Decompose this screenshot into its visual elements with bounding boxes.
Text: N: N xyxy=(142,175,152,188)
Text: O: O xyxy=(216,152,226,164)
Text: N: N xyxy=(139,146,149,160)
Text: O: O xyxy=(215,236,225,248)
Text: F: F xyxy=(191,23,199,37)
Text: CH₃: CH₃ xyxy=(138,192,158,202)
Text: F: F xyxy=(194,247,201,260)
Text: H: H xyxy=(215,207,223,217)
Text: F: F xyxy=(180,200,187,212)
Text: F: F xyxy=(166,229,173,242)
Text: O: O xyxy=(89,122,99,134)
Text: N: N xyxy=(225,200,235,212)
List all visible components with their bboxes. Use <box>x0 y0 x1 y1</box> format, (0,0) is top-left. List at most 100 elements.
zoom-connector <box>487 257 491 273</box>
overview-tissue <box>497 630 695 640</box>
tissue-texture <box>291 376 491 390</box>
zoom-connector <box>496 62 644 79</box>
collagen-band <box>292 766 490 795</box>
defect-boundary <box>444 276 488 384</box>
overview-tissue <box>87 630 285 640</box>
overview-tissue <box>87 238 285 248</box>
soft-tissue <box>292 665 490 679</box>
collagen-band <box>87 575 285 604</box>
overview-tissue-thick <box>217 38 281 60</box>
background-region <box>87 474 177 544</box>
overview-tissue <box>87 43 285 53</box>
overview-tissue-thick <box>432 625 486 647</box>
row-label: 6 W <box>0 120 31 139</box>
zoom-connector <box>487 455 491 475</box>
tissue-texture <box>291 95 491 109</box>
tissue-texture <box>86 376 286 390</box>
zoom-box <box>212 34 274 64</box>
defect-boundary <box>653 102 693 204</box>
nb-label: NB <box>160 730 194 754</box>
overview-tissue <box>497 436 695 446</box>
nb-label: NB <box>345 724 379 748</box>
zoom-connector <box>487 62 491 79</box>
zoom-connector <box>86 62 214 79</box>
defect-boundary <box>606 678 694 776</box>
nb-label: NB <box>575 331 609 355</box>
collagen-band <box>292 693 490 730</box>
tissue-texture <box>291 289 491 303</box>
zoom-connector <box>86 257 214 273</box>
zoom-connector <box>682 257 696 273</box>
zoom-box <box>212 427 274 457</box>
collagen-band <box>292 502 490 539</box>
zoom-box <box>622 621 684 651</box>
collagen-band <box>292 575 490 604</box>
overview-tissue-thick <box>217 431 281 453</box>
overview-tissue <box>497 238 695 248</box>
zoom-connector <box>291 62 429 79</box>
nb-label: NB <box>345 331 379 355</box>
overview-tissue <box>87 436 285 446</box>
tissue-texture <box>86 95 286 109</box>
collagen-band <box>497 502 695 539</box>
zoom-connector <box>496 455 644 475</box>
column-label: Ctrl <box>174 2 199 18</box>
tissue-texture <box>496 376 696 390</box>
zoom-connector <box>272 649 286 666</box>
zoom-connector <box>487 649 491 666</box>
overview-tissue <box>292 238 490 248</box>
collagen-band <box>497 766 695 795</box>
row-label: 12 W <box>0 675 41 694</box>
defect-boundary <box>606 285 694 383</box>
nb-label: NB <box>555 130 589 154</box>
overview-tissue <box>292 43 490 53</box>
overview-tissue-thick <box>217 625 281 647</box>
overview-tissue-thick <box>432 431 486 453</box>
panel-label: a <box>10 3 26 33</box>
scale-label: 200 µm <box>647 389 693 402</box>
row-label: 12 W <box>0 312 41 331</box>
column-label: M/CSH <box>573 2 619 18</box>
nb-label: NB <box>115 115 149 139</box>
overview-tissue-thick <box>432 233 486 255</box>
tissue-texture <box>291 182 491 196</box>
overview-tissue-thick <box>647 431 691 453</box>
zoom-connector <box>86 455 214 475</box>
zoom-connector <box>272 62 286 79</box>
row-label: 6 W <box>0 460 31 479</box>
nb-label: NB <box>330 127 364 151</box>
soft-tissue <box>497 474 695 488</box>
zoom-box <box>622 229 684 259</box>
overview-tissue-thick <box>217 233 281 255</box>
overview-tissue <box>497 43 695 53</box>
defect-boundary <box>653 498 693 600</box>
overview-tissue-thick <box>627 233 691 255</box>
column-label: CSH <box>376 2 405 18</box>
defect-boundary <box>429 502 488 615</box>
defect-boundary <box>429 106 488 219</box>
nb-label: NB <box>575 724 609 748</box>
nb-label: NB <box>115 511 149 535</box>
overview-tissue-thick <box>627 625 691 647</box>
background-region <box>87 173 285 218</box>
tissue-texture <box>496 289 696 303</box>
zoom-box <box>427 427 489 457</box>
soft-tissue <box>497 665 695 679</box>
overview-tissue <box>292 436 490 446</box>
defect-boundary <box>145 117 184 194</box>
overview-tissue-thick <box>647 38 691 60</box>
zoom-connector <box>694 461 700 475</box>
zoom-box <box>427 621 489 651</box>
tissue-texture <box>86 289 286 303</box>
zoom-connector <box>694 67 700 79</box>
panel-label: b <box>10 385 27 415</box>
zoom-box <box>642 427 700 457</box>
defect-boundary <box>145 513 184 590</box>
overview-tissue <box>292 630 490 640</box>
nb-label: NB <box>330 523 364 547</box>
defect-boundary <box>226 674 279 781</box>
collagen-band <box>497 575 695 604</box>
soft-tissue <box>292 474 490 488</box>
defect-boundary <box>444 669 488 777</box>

################

### [WHAT THE EXERCISE ASKS]
Extract every row above and reproduce each line verbatim.

### [THE OUTPUT]
Decompose this screenshot into its visual elements with bounding boxes.
Text: N: N xyxy=(142,175,152,188)
Text: O: O xyxy=(216,152,226,164)
Text: N: N xyxy=(139,146,149,160)
Text: O: O xyxy=(215,236,225,248)
Text: F: F xyxy=(191,23,199,37)
Text: CH₃: CH₃ xyxy=(138,192,158,202)
Text: F: F xyxy=(194,247,201,260)
Text: H: H xyxy=(215,207,223,217)
Text: F: F xyxy=(180,200,187,212)
Text: F: F xyxy=(166,229,173,242)
Text: O: O xyxy=(89,122,99,134)
Text: N: N xyxy=(225,200,235,212)
List all visible components with their bboxes. Use <box>x0 y0 x1 y1</box> format, (0,0) is top-left. List at most 100 elements.
zoom-connector <box>487 257 491 273</box>
overview-tissue <box>497 630 695 640</box>
tissue-texture <box>291 376 491 390</box>
zoom-connector <box>496 62 644 79</box>
collagen-band <box>292 766 490 795</box>
defect-boundary <box>444 276 488 384</box>
overview-tissue <box>87 630 285 640</box>
overview-tissue <box>87 238 285 248</box>
soft-tissue <box>292 665 490 679</box>
collagen-band <box>87 575 285 604</box>
overview-tissue-thick <box>217 38 281 60</box>
background-region <box>87 474 177 544</box>
overview-tissue <box>87 43 285 53</box>
overview-tissue-thick <box>432 625 486 647</box>
row-label: 6 W <box>0 120 31 139</box>
zoom-connector <box>487 455 491 475</box>
tissue-texture <box>291 95 491 109</box>
tissue-texture <box>86 376 286 390</box>
zoom-box <box>212 34 274 64</box>
defect-boundary <box>653 102 693 204</box>
nb-label: NB <box>160 730 194 754</box>
overview-tissue <box>497 436 695 446</box>
nb-label: NB <box>345 724 379 748</box>
zoom-connector <box>487 62 491 79</box>
zoom-connector <box>86 62 214 79</box>
defect-boundary <box>606 678 694 776</box>
nb-label: NB <box>575 331 609 355</box>
collagen-band <box>292 693 490 730</box>
tissue-texture <box>291 289 491 303</box>
zoom-connector <box>86 257 214 273</box>
zoom-connector <box>682 257 696 273</box>
zoom-box <box>212 427 274 457</box>
collagen-band <box>292 502 490 539</box>
zoom-box <box>622 621 684 651</box>
collagen-band <box>292 575 490 604</box>
overview-tissue-thick <box>217 431 281 453</box>
overview-tissue <box>497 238 695 248</box>
zoom-connector <box>291 62 429 79</box>
nb-label: NB <box>345 331 379 355</box>
overview-tissue <box>87 436 285 446</box>
tissue-texture <box>86 95 286 109</box>
collagen-band <box>497 502 695 539</box>
zoom-connector <box>496 455 644 475</box>
column-label: Ctrl <box>174 2 199 18</box>
tissue-texture <box>496 376 696 390</box>
zoom-connector <box>272 649 286 666</box>
zoom-connector <box>487 649 491 666</box>
overview-tissue <box>292 238 490 248</box>
collagen-band <box>497 766 695 795</box>
row-label: 12 W <box>0 675 41 694</box>
defect-boundary <box>606 285 694 383</box>
nb-label: NB <box>555 130 589 154</box>
overview-tissue <box>292 43 490 53</box>
overview-tissue-thick <box>217 625 281 647</box>
overview-tissue-thick <box>432 431 486 453</box>
panel-label: a <box>10 3 26 33</box>
scale-label: 200 µm <box>647 389 693 402</box>
row-label: 12 W <box>0 312 41 331</box>
column-label: M/CSH <box>573 2 619 18</box>
nb-label: NB <box>115 115 149 139</box>
overview-tissue-thick <box>432 233 486 255</box>
tissue-texture <box>291 182 491 196</box>
overview-tissue-thick <box>647 431 691 453</box>
zoom-connector <box>86 455 214 475</box>
zoom-connector <box>272 62 286 79</box>
row-label: 6 W <box>0 460 31 479</box>
nb-label: NB <box>330 127 364 151</box>
soft-tissue <box>497 474 695 488</box>
zoom-box <box>622 229 684 259</box>
overview-tissue-thick <box>217 233 281 255</box>
overview-tissue <box>497 43 695 53</box>
defect-boundary <box>653 498 693 600</box>
overview-tissue-thick <box>627 233 691 255</box>
column-label: CSH <box>376 2 405 18</box>
defect-boundary <box>429 502 488 615</box>
defect-boundary <box>429 106 488 219</box>
nb-label: NB <box>575 724 609 748</box>
nb-label: NB <box>115 511 149 535</box>
overview-tissue-thick <box>627 625 691 647</box>
background-region <box>87 173 285 218</box>
tissue-texture <box>496 289 696 303</box>
zoom-box <box>427 427 489 457</box>
soft-tissue <box>497 665 695 679</box>
overview-tissue <box>292 436 490 446</box>
defect-boundary <box>145 117 184 194</box>
overview-tissue-thick <box>647 38 691 60</box>
zoom-connector <box>694 461 700 475</box>
zoom-box <box>427 621 489 651</box>
tissue-texture <box>86 289 286 303</box>
zoom-connector <box>694 67 700 79</box>
panel-label: b <box>10 385 27 415</box>
zoom-box <box>642 427 700 457</box>
defect-boundary <box>145 513 184 590</box>
overview-tissue <box>292 630 490 640</box>
nb-label: NB <box>330 523 364 547</box>
defect-boundary <box>226 674 279 781</box>
collagen-band <box>497 575 695 604</box>
soft-tissue <box>292 474 490 488</box>
defect-boundary <box>444 669 488 777</box>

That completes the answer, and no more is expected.